WORK TO BE COMPLETED → Lines holding the string "subtitle" are the ones to copy from this listing.

PROVIDED INFORMATION →

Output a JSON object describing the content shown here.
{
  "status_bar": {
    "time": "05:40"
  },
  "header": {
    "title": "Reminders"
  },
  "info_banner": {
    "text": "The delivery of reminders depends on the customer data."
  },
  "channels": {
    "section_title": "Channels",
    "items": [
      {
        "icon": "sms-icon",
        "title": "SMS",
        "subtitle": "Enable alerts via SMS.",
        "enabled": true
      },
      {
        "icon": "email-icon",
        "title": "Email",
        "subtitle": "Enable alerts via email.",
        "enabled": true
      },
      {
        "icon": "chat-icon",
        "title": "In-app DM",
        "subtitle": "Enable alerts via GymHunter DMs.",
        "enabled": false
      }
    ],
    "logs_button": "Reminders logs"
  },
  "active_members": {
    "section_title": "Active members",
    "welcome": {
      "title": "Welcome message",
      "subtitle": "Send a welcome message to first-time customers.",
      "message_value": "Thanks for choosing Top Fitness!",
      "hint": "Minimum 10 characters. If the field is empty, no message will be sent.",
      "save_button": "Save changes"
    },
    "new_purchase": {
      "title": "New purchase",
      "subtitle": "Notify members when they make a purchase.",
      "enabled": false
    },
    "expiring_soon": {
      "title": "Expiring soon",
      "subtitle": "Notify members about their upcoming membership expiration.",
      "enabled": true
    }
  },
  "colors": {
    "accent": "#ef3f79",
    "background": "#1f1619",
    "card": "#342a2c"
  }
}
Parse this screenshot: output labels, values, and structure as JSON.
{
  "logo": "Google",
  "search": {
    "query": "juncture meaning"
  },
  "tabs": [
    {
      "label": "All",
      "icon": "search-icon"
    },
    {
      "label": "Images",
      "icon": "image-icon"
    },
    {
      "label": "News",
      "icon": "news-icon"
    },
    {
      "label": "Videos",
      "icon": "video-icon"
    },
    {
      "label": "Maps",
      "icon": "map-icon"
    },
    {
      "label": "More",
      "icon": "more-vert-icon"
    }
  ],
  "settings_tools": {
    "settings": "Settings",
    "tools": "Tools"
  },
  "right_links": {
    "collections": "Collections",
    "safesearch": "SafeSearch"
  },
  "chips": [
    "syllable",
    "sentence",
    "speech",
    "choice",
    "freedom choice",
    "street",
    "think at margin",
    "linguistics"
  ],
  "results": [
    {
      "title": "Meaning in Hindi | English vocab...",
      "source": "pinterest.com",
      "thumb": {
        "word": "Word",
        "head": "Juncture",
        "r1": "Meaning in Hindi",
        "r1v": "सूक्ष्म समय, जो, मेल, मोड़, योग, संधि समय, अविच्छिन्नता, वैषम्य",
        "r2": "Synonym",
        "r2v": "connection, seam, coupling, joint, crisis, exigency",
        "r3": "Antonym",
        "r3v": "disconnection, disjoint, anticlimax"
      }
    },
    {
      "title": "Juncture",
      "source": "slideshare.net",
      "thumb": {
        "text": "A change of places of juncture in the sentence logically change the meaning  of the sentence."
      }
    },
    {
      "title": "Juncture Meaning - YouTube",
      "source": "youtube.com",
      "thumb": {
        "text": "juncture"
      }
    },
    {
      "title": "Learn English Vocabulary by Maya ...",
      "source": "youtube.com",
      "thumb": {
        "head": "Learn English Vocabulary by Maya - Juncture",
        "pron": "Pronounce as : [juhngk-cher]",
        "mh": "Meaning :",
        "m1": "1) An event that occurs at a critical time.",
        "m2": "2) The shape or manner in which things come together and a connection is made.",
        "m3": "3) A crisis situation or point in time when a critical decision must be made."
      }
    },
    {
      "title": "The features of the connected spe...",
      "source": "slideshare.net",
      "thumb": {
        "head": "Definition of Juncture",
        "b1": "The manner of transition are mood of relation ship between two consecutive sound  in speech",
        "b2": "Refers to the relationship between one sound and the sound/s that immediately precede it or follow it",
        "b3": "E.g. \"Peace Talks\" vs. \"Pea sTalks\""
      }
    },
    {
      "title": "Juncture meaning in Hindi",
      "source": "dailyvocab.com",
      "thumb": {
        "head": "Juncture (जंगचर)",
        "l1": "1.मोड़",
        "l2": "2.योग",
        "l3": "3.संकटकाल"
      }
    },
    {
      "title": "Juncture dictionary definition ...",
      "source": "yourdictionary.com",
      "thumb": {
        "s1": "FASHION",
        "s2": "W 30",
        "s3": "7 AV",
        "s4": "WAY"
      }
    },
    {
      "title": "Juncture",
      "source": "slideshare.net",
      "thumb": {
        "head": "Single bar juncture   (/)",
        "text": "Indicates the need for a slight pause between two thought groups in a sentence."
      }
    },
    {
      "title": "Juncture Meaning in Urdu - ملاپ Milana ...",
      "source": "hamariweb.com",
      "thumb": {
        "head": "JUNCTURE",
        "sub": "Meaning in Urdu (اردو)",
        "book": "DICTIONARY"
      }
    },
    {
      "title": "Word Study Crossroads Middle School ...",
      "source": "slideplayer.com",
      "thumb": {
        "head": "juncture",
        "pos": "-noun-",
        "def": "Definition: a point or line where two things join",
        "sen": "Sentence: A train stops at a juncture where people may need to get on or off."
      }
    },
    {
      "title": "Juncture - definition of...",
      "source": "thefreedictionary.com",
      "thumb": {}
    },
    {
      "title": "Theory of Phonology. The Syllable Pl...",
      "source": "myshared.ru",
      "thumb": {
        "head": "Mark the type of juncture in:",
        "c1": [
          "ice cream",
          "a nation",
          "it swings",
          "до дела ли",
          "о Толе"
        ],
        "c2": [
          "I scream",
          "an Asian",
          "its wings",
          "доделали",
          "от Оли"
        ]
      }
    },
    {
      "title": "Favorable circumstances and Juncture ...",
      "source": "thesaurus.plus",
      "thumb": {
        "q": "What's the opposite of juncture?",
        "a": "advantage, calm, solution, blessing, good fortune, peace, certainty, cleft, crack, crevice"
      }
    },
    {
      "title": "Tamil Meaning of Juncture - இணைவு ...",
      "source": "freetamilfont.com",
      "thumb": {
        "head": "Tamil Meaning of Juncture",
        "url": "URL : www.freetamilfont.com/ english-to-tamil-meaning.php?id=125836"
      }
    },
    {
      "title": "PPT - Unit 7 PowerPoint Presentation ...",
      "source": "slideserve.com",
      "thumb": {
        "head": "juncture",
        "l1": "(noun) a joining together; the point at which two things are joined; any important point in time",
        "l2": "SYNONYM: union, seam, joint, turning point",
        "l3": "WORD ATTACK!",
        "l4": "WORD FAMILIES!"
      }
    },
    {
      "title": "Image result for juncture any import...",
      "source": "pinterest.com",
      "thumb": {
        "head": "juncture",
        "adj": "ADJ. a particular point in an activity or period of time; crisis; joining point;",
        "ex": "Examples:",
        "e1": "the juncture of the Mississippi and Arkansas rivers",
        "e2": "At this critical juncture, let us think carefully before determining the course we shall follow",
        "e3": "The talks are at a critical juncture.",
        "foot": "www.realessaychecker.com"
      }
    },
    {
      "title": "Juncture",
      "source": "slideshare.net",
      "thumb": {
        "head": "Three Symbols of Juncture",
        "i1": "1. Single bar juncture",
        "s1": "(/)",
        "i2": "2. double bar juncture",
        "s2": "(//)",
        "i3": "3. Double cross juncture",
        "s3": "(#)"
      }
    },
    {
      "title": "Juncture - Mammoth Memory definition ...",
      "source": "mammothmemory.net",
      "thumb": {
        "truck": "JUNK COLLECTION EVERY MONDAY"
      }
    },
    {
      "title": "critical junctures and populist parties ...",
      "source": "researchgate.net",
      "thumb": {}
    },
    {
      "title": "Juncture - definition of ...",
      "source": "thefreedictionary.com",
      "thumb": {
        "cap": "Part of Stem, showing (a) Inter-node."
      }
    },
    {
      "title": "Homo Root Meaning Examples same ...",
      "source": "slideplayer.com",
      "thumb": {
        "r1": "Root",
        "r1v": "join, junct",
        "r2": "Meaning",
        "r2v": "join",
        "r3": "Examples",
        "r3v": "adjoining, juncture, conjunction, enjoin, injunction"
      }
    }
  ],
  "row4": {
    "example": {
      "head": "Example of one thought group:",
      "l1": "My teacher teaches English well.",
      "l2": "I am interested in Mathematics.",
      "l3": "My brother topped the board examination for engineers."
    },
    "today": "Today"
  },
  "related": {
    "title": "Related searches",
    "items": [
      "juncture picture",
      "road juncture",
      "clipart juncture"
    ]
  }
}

CORRECT RESPONSE →
        "subtitle": "Enable alerts via SMS.",
        "subtitle": "Enable alerts via email.",
        "subtitle": "Enable alerts via GymHunter DMs.",
      "subtitle": "Send a welcome message to first-time customers.",
      "subtitle": "Notify members when they make a purchase.",
      "subtitle": "Notify members about their upcoming membership expiration.",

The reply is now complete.